__SHORT EXERCISE__.
Beginning with the line that contains "Convert this document image to plain text.", copy each subsequent line of the data below through the last one, including both ends but not the pictures.

__WORKING DATA__.
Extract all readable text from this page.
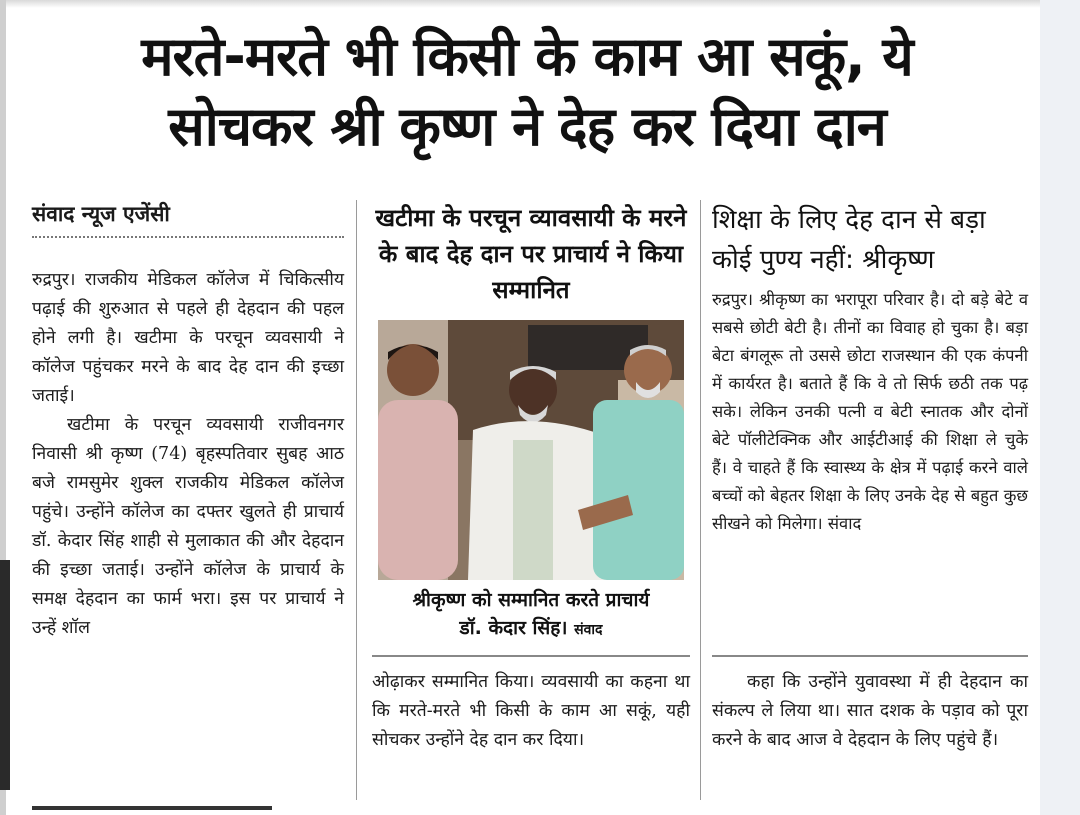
मरते-मरते भी किसी के काम आ सकूं, ये
सोचकर श्री कृष्ण ने देह कर दिया दान
संवाद न्यूज एजेंसी

रुद्रपुर। राजकीय मेडिकल कॉलेज में चिकित्सीय पढ़ाई की शुरुआत से पहले ही देहदान की पहल होने लगी है। खटीमा के परचून व्यवसायी ने कॉलेज पहुंचकर मरने के बाद देह दान की इच्छा जताई।

खटीमा के परचून व्यवसायी राजीवनगर निवासी श्री कृष्ण (74) बृहस्पतिवार सुबह आठ बजे रामसुमेर शुक्ल राजकीय मेडिकल कॉलेज पहुंचे। उन्होंने कॉलेज का दफ्तर खुलते ही प्राचार्य डॉ. केदार सिंह शाही से मुलाकात की और देहदान की इच्छा जताई। उन्होंने कॉलेज के प्राचार्य के समक्ष देहदान का फार्म भरा। इस पर प्राचार्य ने उन्हें शॉल

खटीमा के परचून व्यावसायी के मरने के बाद देह दान पर प्राचार्य ने किया सम्मानित
श्रीकृष्ण को सम्मानित करते प्राचार्य
डॉ. केदार सिंह। संवाद
ओढ़ाकर सम्मानित किया। व्यवसायी का कहना था कि मरते-मरते भी किसी के काम आ सकूं, यही सोचकर उन्होंने देह दान कर दिया।
शिक्षा के लिए देह दान से बड़ा कोई पुण्य नहीं: श्रीकृष्ण
रुद्रपुर। श्रीकृष्ण का भरापूरा परिवार है। दो बड़े बेटे व सबसे छोटी बेटी है। तीनों का विवाह हो चुका है। बड़ा बेटा बंगलूरू तो उससे छोटा राजस्थान की एक कंपनी में कार्यरत है। बताते हैं कि वे तो सिर्फ छठी तक पढ़ सके। लेकिन उनकी पत्नी व बेटी स्नातक और दोनों बेटे पॉलीटेक्निक और आईटीआई की शिक्षा ले चुके हैं। वे चाहते हैं कि स्वास्थ्य के क्षेत्र में पढ़ाई करने वाले बच्चों को बेहतर शिक्षा के लिए उनके देह से बहुत कुछ सीखने को मिलेगा। संवाद
कहा कि उन्होंने युवावस्था में ही देहदान का संकल्प ले लिया था। सात दशक के पड़ाव को पूरा करने के बाद आज वे देहदान के लिए पहुंचे हैं।
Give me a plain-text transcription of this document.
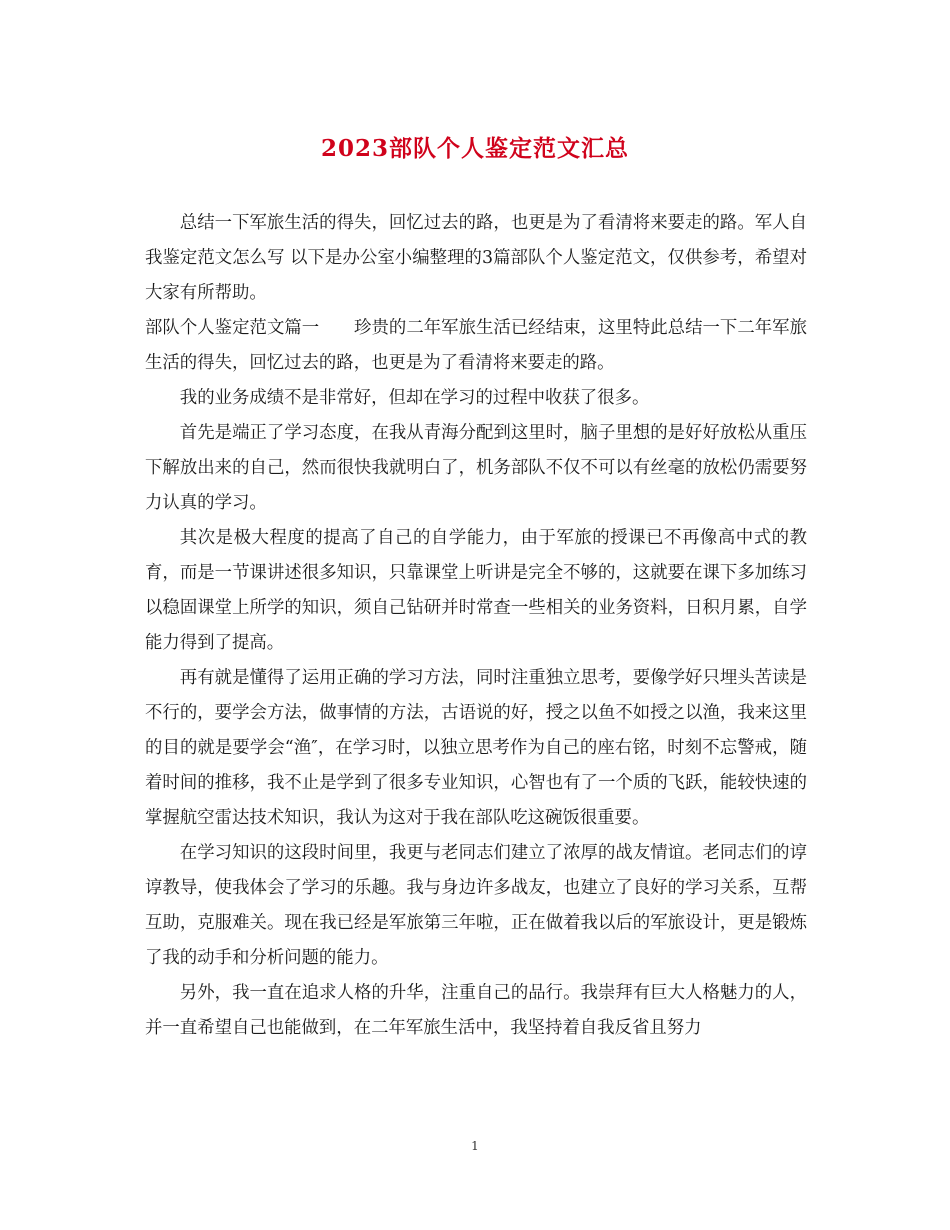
2023部队个人鉴定范文汇总

总结一下军旅生活的得失，回忆过去的路，也更是为了看清将来要走的路。军人自我鉴定范文怎么写 以下是办公室小编整理的3篇部队个人鉴定范文，仅供参考，希望对大家有所帮助。

部队个人鉴定范文篇一　　珍贵的二年军旅生活已经结束，这里特此总结一下二年军旅生活的得失，回忆过去的路，也更是为了看清将来要走的路。

我的业务成绩不是非常好，但却在学习的过程中收获了很多。

首先是端正了学习态度，在我从青海分配到这里时，脑子里想的是好好放松从重压下解放出来的自己，然而很快我就明白了，机务部队不仅不可以有丝毫的放松仍需要努力认真的学习。

其次是极大程度的提高了自己的自学能力，由于军旅的授课已不再像高中式的教育，而是一节课讲述很多知识，只靠课堂上听讲是完全不够的，这就要在课下多加练习以稳固课堂上所学的知识，须自己钻研并时常查一些相关的业务资料，日积月累，自学能力得到了提高。

再有就是懂得了运用正确的学习方法，同时注重独立思考，要像学好只埋头苦读是不行的，要学会方法，做事情的方法，古语说的好，授之以鱼不如授之以渔，我来这里的目的就是要学会“渔″，在学习时，以独立思考作为自己的座右铭，时刻不忘警戒，随着时间的推移，我不止是学到了很多专业知识，心智也有了一个质的飞跃，能较快速的掌握航空雷达技术知识，我认为这对于我在部队吃这碗饭很重要。

在学习知识的这段时间里，我更与老同志们建立了浓厚的战友情谊。老同志们的谆谆教导，使我体会了学习的乐趣。我与身边许多战友，也建立了良好的学习关系，互帮互助，克服难关。现在我已经是军旅第三年啦，正在做着我以后的军旅设计，更是锻炼了我的动手和分析问题的能力。

另外，我一直在追求人格的升华，注重自己的品行。我崇拜有巨大人格魅力的人，并一直希望自己也能做到，在二年军旅生活中，我坚持着自我反省且努力

1
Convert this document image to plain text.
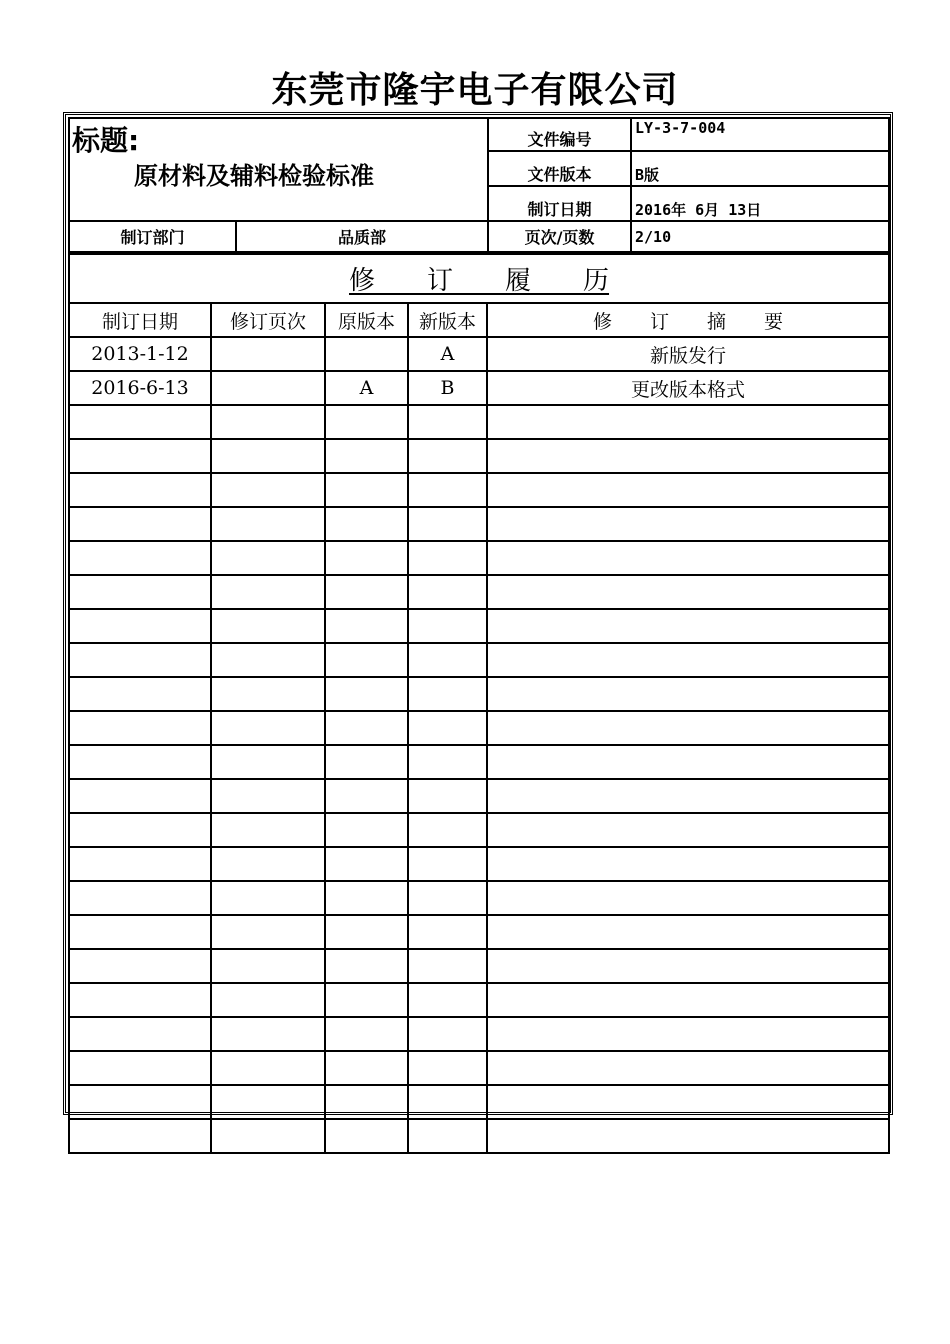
东莞市隆宇电子有限公司
标题:
原材料及辅料检验标准		文件编号	LY-3-7-004
		文件版本	B版
		制订日期	2016年 6月 13日
制订部门	品质部	页次/页数	2/10
修　　订　　履　　历				
制订日期	修订页次	原版本	新版本	修　　订　　摘　　要
2013-1-12			A	新版发行
2016-6-13		A	B	更改版本格式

__SOLUTION TO THIS TASK__.
Convert this document image to plain text.
东莞市隆宇电子有限公司
标题:
原材料及辅料检验标准		文件编号	LY-3-7-004
		文件版本	B版
		制订日期	2016年 6月 13日
制订部门	品质部	页次/页数	2/10
修　　订　　履　　历				
制订日期	修订页次	原版本	新版本	修　　订　　摘　　要
2013-1-12			A	新版发行
2016-6-13		A	B	更改版本格式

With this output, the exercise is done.